(Raw records)
● ● ●

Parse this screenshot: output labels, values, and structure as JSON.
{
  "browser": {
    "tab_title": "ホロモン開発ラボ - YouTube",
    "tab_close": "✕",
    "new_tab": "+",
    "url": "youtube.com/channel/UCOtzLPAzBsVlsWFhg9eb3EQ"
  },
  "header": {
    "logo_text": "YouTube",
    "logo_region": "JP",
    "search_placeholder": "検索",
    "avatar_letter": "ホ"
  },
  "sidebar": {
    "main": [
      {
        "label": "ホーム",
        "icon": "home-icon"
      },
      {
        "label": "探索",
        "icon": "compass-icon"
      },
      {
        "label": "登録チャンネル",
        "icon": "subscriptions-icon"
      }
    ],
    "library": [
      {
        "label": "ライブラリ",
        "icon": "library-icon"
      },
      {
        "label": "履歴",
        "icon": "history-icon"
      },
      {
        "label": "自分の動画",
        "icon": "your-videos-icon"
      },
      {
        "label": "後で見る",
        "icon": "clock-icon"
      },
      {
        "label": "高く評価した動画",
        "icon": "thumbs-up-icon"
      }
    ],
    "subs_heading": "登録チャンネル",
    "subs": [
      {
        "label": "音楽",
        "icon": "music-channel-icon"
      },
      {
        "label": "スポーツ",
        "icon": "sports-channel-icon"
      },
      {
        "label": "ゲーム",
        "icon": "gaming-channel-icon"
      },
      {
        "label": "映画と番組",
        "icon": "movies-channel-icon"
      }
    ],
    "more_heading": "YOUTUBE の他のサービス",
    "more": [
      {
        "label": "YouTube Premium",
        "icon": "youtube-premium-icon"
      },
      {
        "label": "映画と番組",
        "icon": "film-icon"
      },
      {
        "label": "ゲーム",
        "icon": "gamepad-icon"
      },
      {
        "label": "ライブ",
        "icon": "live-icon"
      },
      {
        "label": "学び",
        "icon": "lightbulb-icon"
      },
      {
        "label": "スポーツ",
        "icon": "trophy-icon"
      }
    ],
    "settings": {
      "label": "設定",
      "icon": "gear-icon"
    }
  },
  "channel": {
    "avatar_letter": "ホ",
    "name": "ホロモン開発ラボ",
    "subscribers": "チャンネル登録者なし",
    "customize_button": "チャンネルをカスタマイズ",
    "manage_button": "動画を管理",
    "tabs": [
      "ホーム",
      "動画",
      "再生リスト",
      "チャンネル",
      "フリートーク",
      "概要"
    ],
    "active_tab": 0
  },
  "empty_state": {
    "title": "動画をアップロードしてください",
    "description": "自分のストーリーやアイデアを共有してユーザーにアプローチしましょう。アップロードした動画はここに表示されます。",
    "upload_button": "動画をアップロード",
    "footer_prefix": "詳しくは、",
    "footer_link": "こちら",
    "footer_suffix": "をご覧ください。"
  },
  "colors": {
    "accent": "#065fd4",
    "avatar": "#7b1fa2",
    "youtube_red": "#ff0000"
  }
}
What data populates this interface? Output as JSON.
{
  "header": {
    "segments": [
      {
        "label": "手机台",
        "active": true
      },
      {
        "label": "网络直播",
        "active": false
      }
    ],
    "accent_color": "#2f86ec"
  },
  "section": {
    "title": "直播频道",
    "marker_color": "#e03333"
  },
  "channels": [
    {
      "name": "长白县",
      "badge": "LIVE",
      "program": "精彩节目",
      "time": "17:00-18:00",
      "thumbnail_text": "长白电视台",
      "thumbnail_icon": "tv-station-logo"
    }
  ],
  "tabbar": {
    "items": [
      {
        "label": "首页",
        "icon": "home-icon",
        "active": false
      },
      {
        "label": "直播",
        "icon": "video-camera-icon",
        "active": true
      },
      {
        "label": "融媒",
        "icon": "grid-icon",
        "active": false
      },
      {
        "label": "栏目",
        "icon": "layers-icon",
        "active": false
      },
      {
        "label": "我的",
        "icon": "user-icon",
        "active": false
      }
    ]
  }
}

● ● ●

> **TASK DESCRIPTION**
Write out the listing once more, matching it exactly.

> **TASK SOLUTION**
Parse this screenshot: output labels, values, and structure as JSON.
{
  "browser": {
    "tab_title": "ホロモン開発ラボ - YouTube",
    "tab_close": "✕",
    "new_tab": "+",
    "url": "youtube.com/channel/UCOtzLPAzBsVlsWFhg9eb3EQ"
  },
  "header": {
    "logo_text": "YouTube",
    "logo_region": "JP",
    "search_placeholder": "検索",
    "avatar_letter": "ホ"
  },
  "sidebar": {
    "main": [
      {
        "label": "ホーム",
        "icon": "home-icon"
      },
      {
        "label": "探索",
        "icon": "compass-icon"
      },
      {
        "label": "登録チャンネル",
        "icon": "subscriptions-icon"
      }
    ],
    "library": [
      {
        "label": "ライブラリ",
        "icon": "library-icon"
      },
      {
        "label": "履歴",
        "icon": "history-icon"
      },
      {
        "label": "自分の動画",
        "icon": "your-videos-icon"
      },
      {
        "label": "後で見る",
        "icon": "clock-icon"
      },
      {
        "label": "高く評価した動画",
        "icon": "thumbs-up-icon"
      }
    ],
    "subs_heading": "登録チャンネル",
    "subs": [
      {
        "label": "音楽",
        "icon": "music-channel-icon"
      },
      {
        "label": "スポーツ",
        "icon": "sports-channel-icon"
      },
      {
        "label": "ゲーム",
        "icon": "gaming-channel-icon"
      },
      {
        "label": "映画と番組",
        "icon": "movies-channel-icon"
      }
    ],
    "more_heading": "YOUTUBE の他のサービス",
    "more": [
      {
        "label": "YouTube Premium",
        "icon": "youtube-premium-icon"
      },
      {
        "label": "映画と番組",
        "icon": "film-icon"
      },
      {
        "label": "ゲーム",
        "icon": "gamepad-icon"
      },
      {
        "label": "ライブ",
        "icon": "live-icon"
      },
      {
        "label": "学び",
        "icon": "lightbulb-icon"
      },
      {
        "label": "スポーツ",
        "icon": "trophy-icon"
      }
    ],
    "settings": {
      "label": "設定",
      "icon": "gear-icon"
    }
  },
  "channel": {
    "avatar_letter": "ホ",
    "name": "ホロモン開発ラボ",
    "subscribers": "チャンネル登録者なし",
    "customize_button": "チャンネルをカスタマイズ",
    "manage_button": "動画を管理",
    "tabs": [
      "ホーム",
      "動画",
      "再生リスト",
      "チャンネル",
      "フリートーク",
      "概要"
    ],
    "active_tab": 0
  },
  "empty_state": {
    "title": "動画をアップロードしてください",
    "description": "自分のストーリーやアイデアを共有してユーザーにアプローチしましょう。アップロードした動画はここに表示されます。",
    "upload_button": "動画をアップロード",
    "footer_prefix": "詳しくは、",
    "footer_link": "こちら",
    "footer_suffix": "をご覧ください。"
  },
  "colors": {
    "accent": "#065fd4",
    "avatar": "#7b1fa2",
    "youtube_red": "#ff0000"
  }
}
What data populates this interface? Output as JSON.
{
  "header": {
    "segments": [
      {
        "label": "手机台",
        "active": true
      },
      {
        "label": "网络直播",
        "active": false
      }
    ],
    "accent_color": "#2f86ec"
  },
  "section": {
    "title": "直播频道",
    "marker_color": "#e03333"
  },
  "channels": [
    {
      "name": "长白县",
      "badge": "LIVE",
      "program": "精彩节目",
      "time": "17:00-18:00",
      "thumbnail_text": "长白电视台",
      "thumbnail_icon": "tv-station-logo"
    }
  ],
  "tabbar": {
    "items": [
      {
        "label": "首页",
        "icon": "home-icon",
        "active": false
      },
      {
        "label": "直播",
        "icon": "video-camera-icon",
        "active": true
      },
      {
        "label": "融媒",
        "icon": "grid-icon",
        "active": false
      },
      {
        "label": "栏目",
        "icon": "layers-icon",
        "active": false
      },
      {
        "label": "我的",
        "icon": "user-icon",
        "active": false
      }
    ]
  }
}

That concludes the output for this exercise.